| Brief |
What follows is a listing to be transcribed exactly.

--------------------------------

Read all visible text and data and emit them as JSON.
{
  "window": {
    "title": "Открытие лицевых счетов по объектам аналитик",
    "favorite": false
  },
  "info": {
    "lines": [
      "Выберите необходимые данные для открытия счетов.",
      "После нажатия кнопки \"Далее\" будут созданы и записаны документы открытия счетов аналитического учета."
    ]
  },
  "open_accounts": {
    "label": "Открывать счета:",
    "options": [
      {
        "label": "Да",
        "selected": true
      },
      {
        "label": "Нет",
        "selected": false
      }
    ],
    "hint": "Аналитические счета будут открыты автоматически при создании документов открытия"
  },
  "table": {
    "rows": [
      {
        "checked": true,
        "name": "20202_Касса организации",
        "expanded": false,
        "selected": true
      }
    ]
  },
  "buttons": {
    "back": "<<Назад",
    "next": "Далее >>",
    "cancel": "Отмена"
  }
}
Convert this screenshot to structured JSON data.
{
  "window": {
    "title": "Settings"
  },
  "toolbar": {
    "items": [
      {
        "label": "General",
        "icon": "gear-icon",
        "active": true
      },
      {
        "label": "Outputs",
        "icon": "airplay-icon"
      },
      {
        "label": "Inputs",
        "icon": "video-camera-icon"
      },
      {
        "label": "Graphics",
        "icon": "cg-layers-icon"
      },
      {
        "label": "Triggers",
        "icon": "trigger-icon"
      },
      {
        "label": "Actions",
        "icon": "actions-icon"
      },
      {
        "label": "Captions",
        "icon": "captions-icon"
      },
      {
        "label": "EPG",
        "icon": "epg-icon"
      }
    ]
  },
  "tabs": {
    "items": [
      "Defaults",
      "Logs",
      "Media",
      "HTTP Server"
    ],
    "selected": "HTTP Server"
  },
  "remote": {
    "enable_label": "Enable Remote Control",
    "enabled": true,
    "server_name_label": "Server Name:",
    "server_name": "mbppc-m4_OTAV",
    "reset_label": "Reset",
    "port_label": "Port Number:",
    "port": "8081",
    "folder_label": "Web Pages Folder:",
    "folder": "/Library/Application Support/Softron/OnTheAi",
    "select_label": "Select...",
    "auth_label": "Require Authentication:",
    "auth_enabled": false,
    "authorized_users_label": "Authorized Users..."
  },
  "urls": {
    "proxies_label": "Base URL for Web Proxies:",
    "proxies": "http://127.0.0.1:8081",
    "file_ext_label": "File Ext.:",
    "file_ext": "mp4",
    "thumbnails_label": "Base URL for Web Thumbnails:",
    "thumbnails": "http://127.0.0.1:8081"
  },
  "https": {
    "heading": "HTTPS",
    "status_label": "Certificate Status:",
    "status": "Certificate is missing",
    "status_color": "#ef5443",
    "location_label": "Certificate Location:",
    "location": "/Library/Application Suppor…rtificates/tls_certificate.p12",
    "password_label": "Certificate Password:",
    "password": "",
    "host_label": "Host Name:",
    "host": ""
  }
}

--------------------------------

| The reply |
Read all visible text and data and emit them as JSON.
{
  "window": {
    "title": "Открытие лицевых счетов по объектам аналитик",
    "favorite": false
  },
  "info": {
    "lines": [
      "Выберите необходимые данные для открытия счетов.",
      "После нажатия кнопки \"Далее\" будут созданы и записаны документы открытия счетов аналитического учета."
    ]
  },
  "open_accounts": {
    "label": "Открывать счета:",
    "options": [
      {
        "label": "Да",
        "selected": true
      },
      {
        "label": "Нет",
        "selected": false
      }
    ],
    "hint": "Аналитические счета будут открыты автоматически при создании документов открытия"
  },
  "table": {
    "rows": [
      {
        "checked": true,
        "name": "20202_Касса организации",
        "expanded": false,
        "selected": true
      }
    ]
  },
  "buttons": {
    "back": "<<Назад",
    "next": "Далее >>",
    "cancel": "Отмена"
  }
}
Convert this screenshot to structured JSON data.
{
  "window": {
    "title": "Settings"
  },
  "toolbar": {
    "items": [
      {
        "label": "General",
        "icon": "gear-icon",
        "active": true
      },
      {
        "label": "Outputs",
        "icon": "airplay-icon"
      },
      {
        "label": "Inputs",
        "icon": "video-camera-icon"
      },
      {
        "label": "Graphics",
        "icon": "cg-layers-icon"
      },
      {
        "label": "Triggers",
        "icon": "trigger-icon"
      },
      {
        "label": "Actions",
        "icon": "actions-icon"
      },
      {
        "label": "Captions",
        "icon": "captions-icon"
      },
      {
        "label": "EPG",
        "icon": "epg-icon"
      }
    ]
  },
  "tabs": {
    "items": [
      "Defaults",
      "Logs",
      "Media",
      "HTTP Server"
    ],
    "selected": "HTTP Server"
  },
  "remote": {
    "enable_label": "Enable Remote Control",
    "enabled": true,
    "server_name_label": "Server Name:",
    "server_name": "mbppc-m4_OTAV",
    "reset_label": "Reset",
    "port_label": "Port Number:",
    "port": "8081",
    "folder_label": "Web Pages Folder:",
    "folder": "/Library/Application Support/Softron/OnTheAi",
    "select_label": "Select...",
    "auth_label": "Require Authentication:",
    "auth_enabled": false,
    "authorized_users_label": "Authorized Users..."
  },
  "urls": {
    "proxies_label": "Base URL for Web Proxies:",
    "proxies": "http://127.0.0.1:8081",
    "file_ext_label": "File Ext.:",
    "file_ext": "mp4",
    "thumbnails_label": "Base URL for Web Thumbnails:",
    "thumbnails": "http://127.0.0.1:8081"
  },
  "https": {
    "heading": "HTTPS",
    "status_label": "Certificate Status:",
    "status": "Certificate is missing",
    "status_color": "#ef5443",
    "location_label": "Certificate Location:",
    "location": "/Library/Application Suppor…rtificates/tls_certificate.p12",
    "password_label": "Certificate Password:",
    "password": "",
    "host_label": "Host Name:",
    "host": ""
  }
}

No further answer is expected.